Stated problem - Please reproduce the listing below word for word, keeping every line unchanged.

Records provided -
******

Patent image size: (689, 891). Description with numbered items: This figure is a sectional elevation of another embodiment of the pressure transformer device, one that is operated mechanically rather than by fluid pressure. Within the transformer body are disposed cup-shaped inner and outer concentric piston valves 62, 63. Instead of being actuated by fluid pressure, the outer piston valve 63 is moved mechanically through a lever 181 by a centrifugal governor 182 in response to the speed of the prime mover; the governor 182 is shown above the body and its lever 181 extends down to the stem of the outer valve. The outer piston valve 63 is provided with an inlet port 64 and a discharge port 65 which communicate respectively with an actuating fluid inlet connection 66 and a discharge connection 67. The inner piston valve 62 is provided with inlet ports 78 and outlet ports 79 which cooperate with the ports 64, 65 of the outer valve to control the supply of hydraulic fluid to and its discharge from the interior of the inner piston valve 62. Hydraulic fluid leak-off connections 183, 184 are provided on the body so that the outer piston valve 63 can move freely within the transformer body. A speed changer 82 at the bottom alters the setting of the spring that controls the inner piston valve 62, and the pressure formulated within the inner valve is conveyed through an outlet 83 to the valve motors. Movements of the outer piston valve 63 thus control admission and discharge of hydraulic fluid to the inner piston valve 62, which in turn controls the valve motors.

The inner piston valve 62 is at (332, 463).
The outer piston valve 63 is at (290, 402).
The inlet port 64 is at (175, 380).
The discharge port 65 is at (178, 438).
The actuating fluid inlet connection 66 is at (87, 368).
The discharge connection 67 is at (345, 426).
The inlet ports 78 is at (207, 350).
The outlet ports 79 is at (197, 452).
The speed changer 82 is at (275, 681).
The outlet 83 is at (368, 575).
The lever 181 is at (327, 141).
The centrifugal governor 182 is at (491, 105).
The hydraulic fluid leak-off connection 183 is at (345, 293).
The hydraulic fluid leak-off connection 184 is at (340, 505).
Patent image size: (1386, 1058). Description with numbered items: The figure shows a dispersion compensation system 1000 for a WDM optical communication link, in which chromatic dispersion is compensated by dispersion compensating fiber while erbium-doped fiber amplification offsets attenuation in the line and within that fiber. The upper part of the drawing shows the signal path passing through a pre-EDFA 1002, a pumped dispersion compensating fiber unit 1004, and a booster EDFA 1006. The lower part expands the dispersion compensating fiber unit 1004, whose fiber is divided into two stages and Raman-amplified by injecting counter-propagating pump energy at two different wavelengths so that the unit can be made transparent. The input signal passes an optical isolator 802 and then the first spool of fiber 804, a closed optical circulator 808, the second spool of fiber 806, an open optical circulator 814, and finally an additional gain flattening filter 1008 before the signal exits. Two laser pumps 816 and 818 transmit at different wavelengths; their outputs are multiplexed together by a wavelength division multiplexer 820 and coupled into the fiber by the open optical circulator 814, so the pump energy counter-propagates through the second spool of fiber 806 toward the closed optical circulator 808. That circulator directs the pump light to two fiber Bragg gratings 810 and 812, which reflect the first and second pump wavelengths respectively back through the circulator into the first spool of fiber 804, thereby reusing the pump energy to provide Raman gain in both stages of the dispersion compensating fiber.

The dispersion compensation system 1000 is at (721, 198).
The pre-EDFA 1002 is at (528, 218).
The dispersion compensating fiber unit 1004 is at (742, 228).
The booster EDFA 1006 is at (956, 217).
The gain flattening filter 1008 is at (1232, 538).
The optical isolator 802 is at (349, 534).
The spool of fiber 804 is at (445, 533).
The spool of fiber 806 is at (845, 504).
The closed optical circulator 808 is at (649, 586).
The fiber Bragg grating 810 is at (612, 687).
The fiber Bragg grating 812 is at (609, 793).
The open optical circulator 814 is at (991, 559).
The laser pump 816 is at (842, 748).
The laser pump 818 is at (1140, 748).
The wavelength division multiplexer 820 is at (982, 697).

******

Exercise answer -
Patent image size: (689, 891). Description with numbered items: This figure is a sectional elevation of another embodiment of the pressure transformer device, one that is operated mechanically rather than by fluid pressure. Within the transformer body are disposed cup-shaped inner and outer concentric piston valves 62, 63. Instead of being actuated by fluid pressure, the outer piston valve 63 is moved mechanically through a lever 181 by a centrifugal governor 182 in response to the speed of the prime mover; the governor 182 is shown above the body and its lever 181 extends down to the stem of the outer valve. The outer piston valve 63 is provided with an inlet port 64 and a discharge port 65 which communicate respectively with an actuating fluid inlet connection 66 and a discharge connection 67. The inner piston valve 62 is provided with inlet ports 78 and outlet ports 79 which cooperate with the ports 64, 65 of the outer valve to control the supply of hydraulic fluid to and its discharge from the interior of the inner piston valve 62. Hydraulic fluid leak-off connections 183, 184 are provided on the body so that the outer piston valve 63 can move freely within the transformer body. A speed changer 82 at the bottom alters the setting of the spring that controls the inner piston valve 62, and the pressure formulated within the inner valve is conveyed through an outlet 83 to the valve motors. Movements of the outer piston valve 63 thus control admission and discharge of hydraulic fluid to the inner piston valve 62, which in turn controls the valve motors.

The inner piston valve 62 is at (332, 463).
The outer piston valve 63 is at (290, 402).
The inlet port 64 is at (175, 380).
The discharge port 65 is at (178, 438).
The actuating fluid inlet connection 66 is at (87, 368).
The discharge connection 67 is at (345, 426).
The inlet ports 78 is at (207, 350).
The outlet ports 79 is at (197, 452).
The speed changer 82 is at (275, 681).
The outlet 83 is at (368, 575).
The lever 181 is at (327, 141).
The centrifugal governor 182 is at (491, 105).
The hydraulic fluid leak-off connection 183 is at (345, 293).
The hydraulic fluid leak-off connection 184 is at (340, 505).
Patent image size: (1386, 1058). Description with numbered items: The figure shows a dispersion compensation system 1000 for a WDM optical communication link, in which chromatic dispersion is compensated by dispersion compensating fiber while erbium-doped fiber amplification offsets attenuation in the line and within that fiber. The upper part of the drawing shows the signal path passing through a pre-EDFA 1002, a pumped dispersion compensating fiber unit 1004, and a booster EDFA 1006. The lower part expands the dispersion compensating fiber unit 1004, whose fiber is divided into two stages and Raman-amplified by injecting counter-propagating pump energy at two different wavelengths so that the unit can be made transparent. The input signal passes an optical isolator 802 and then the first spool of fiber 804, a closed optical circulator 808, the second spool of fiber 806, an open optical circulator 814, and finally an additional gain flattening filter 1008 before the signal exits. Two laser pumps 816 and 818 transmit at different wavelengths; their outputs are multiplexed together by a wavelength division multiplexer 820 and coupled into the fiber by the open optical circulator 814, so the pump energy counter-propagates through the second spool of fiber 806 toward the closed optical circulator 808. That circulator directs the pump light to two fiber Bragg gratings 810 and 812, which reflect the first and second pump wavelengths respectively back through the circulator into the first spool of fiber 804, thereby reusing the pump energy to provide Raman gain in both stages of the dispersion compensating fiber.

The dispersion compensation system 1000 is at (721, 198).
The pre-EDFA 1002 is at (528, 218).
The dispersion compensating fiber unit 1004 is at (742, 228).
The booster EDFA 1006 is at (956, 217).
The gain flattening filter 1008 is at (1232, 538).
The optical isolator 802 is at (349, 534).
The spool of fiber 804 is at (445, 533).
The spool of fiber 806 is at (845, 504).
The closed optical circulator 808 is at (649, 586).
The fiber Bragg grating 810 is at (612, 687).
The fiber Bragg grating 812 is at (609, 793).
The open optical circulator 814 is at (991, 559).
The laser pump 816 is at (842, 748).
The laser pump 818 is at (1140, 748).
The wavelength division multiplexer 820 is at (982, 697).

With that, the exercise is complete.